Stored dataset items
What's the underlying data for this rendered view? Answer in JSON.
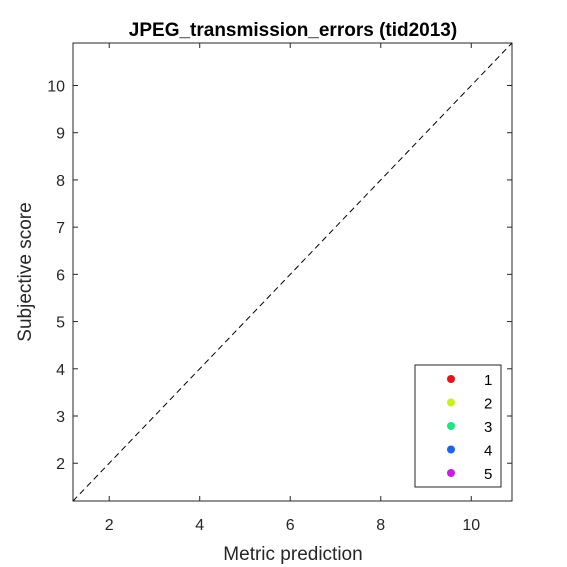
{
  "chart_data": {
    "type": "scatter",
    "title": "JPEG_transmission_errors (tid2013)",
    "xlabel": "Metric prediction",
    "ylabel": "Subjective score",
    "xlim": [
      1.2,
      10.9
    ],
    "ylim": [
      1.2,
      10.9
    ],
    "xticks": [
      2,
      4,
      6,
      8,
      10
    ],
    "yticks": [
      2,
      3,
      4,
      5,
      6,
      7,
      8,
      9,
      10
    ],
    "grid": false,
    "diagonal_reference": true,
    "legend_position": "bottom-right",
    "series": [
      {
        "name": "1",
        "color": "#e6141e",
        "points": []
      },
      {
        "name": "2",
        "color": "#c8f01e",
        "points": []
      },
      {
        "name": "3",
        "color": "#1ee682",
        "points": []
      },
      {
        "name": "4",
        "color": "#1e64e6",
        "points": []
      },
      {
        "name": "5",
        "color": "#c81ee6",
        "points": []
      }
    ]
  }
}
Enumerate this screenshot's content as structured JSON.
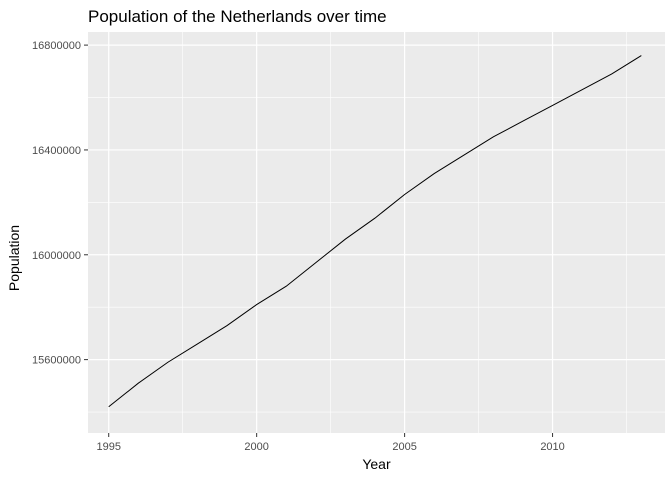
{
  "chart_data": {
    "type": "line",
    "title": "Population of the Netherlands over time",
    "xlabel": "Year",
    "ylabel": "Population",
    "xlim": [
      1994.3,
      2013.8
    ],
    "ylim": [
      15320000,
      16850000
    ],
    "x_ticks": [
      1995,
      2000,
      2005,
      2010
    ],
    "x_tick_labels": [
      "1995",
      "2000",
      "2005",
      "2010"
    ],
    "y_ticks": [
      15600000,
      16000000,
      16400000,
      16800000
    ],
    "y_tick_labels": [
      "15600000",
      "16000000",
      "16400000",
      "16800000"
    ],
    "grid": true,
    "colors": {
      "panel": "#ebebeb",
      "grid": "#ffffff",
      "line": "#000000",
      "tick_text": "#4d4d4d"
    },
    "series": [
      {
        "x": [
          1995,
          1996,
          1997,
          1998,
          1999,
          2000,
          2001,
          2002,
          2003,
          2004,
          2005,
          2006,
          2007,
          2008,
          2009,
          2010,
          2011,
          2012,
          2013
        ],
        "values": [
          15420000,
          15510000,
          15590000,
          15660000,
          15730000,
          15810000,
          15880000,
          15970000,
          16060000,
          16140000,
          16230000,
          16310000,
          16380000,
          16450000,
          16510000,
          16570000,
          16630000,
          16690000,
          16760000
        ]
      }
    ]
  }
}
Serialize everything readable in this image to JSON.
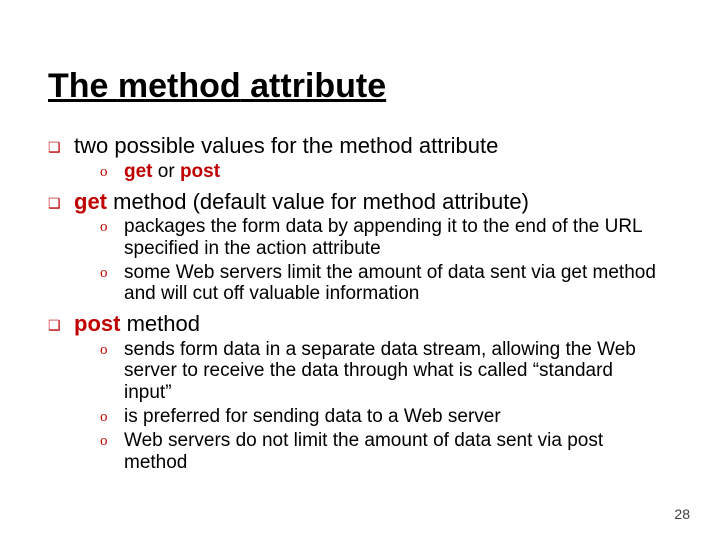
{
  "title": {
    "part1": "The ",
    "part2": "method",
    "part3": " attribute"
  },
  "bullets": {
    "b1": {
      "pre": "two possible values for the ",
      "kw": "method",
      "post": " attribute"
    },
    "b1a": {
      "kw1": "get",
      "mid": " or ",
      "kw2": "post"
    },
    "b2": {
      "kw": "get",
      "post": " method (default value for method attribute)"
    },
    "b2a": "packages the form data by appending it to the end of the URL specified in the action attribute",
    "b2b": "some Web servers limit the amount of data sent via get method and will cut off valuable information",
    "b3": {
      "kw": "post",
      "post": " method"
    },
    "b3a": "sends form data in a separate data stream, allowing the Web server to receive the data through what is called “standard input”",
    "b3b": "is preferred for sending data to a Web server",
    "b3c": "Web servers do not limit the amount of data sent via post method"
  },
  "pagenum": "28",
  "colors": {
    "accent": "#c00000",
    "text": "#000000",
    "background": "#ffffff"
  },
  "glyphs": {
    "square": "❑",
    "circle": "o"
  }
}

» SHORT EXERCISE:
Filter the records, keeping only lines that contain "post", and show those lines.

» FINAL RESULT:
      "post": " attribute"
      "kw2": "post"
      "post": " method (default value for method attribute)"
      "kw": "post",
      "post": " method"
    "b3c": "Web servers do not limit the amount of data sent via post method"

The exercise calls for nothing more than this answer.